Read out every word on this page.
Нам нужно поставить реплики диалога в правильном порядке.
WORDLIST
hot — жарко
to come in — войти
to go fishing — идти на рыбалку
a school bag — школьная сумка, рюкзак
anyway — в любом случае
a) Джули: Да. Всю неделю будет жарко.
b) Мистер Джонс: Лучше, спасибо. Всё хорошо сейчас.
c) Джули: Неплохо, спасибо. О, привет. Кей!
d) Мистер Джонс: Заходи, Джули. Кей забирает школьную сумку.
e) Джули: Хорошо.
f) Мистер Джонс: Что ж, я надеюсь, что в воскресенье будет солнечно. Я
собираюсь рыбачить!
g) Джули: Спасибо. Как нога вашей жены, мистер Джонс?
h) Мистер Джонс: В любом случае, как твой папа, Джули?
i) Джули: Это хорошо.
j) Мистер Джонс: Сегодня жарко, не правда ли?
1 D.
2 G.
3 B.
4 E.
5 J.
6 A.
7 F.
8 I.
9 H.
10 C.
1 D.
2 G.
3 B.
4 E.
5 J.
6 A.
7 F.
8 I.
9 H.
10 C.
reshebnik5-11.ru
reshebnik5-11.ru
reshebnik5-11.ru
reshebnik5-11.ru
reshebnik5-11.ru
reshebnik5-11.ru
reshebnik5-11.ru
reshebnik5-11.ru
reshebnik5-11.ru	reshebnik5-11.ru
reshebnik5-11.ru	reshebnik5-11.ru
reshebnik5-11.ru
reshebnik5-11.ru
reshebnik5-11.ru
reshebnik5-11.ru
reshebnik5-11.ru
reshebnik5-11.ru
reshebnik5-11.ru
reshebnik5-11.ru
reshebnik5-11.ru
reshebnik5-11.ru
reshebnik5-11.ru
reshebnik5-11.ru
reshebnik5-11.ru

Your task -
Reproduce the records above exactly as they appear.

Task solution -
Read out every word on this page.
Нам нужно поставить реплики диалога в правильном порядке.
WORDLIST
hot — жарко
to come in — войти
to go fishing — идти на рыбалку
a school bag — школьная сумка, рюкзак
anyway — в любом случае
a) Джули: Да. Всю неделю будет жарко.
b) Мистер Джонс: Лучше, спасибо. Всё хорошо сейчас.
c) Джули: Неплохо, спасибо. О, привет. Кей!
d) Мистер Джонс: Заходи, Джули. Кей забирает школьную сумку.
e) Джули: Хорошо.
f) Мистер Джонс: Что ж, я надеюсь, что в воскресенье будет солнечно. Я
собираюсь рыбачить!
g) Джули: Спасибо. Как нога вашей жены, мистер Джонс?
h) Мистер Джонс: В любом случае, как твой папа, Джули?
i) Джули: Это хорошо.
j) Мистер Джонс: Сегодня жарко, не правда ли?
1 D.
2 G.
3 B.
4 E.
5 J.
6 A.
7 F.
8 I.
9 H.
10 C.
1 D.
2 G.
3 B.
4 E.
5 J.
6 A.
7 F.
8 I.
9 H.
10 C.
reshebnik5-11.ru
reshebnik5-11.ru
reshebnik5-11.ru
reshebnik5-11.ru
reshebnik5-11.ru
reshebnik5-11.ru
reshebnik5-11.ru
reshebnik5-11.ru
reshebnik5-11.ru	reshebnik5-11.ru
reshebnik5-11.ru	reshebnik5-11.ru
reshebnik5-11.ru
reshebnik5-11.ru
reshebnik5-11.ru
reshebnik5-11.ru
reshebnik5-11.ru
reshebnik5-11.ru
reshebnik5-11.ru
reshebnik5-11.ru
reshebnik5-11.ru
reshebnik5-11.ru
reshebnik5-11.ru
reshebnik5-11.ru
reshebnik5-11.ru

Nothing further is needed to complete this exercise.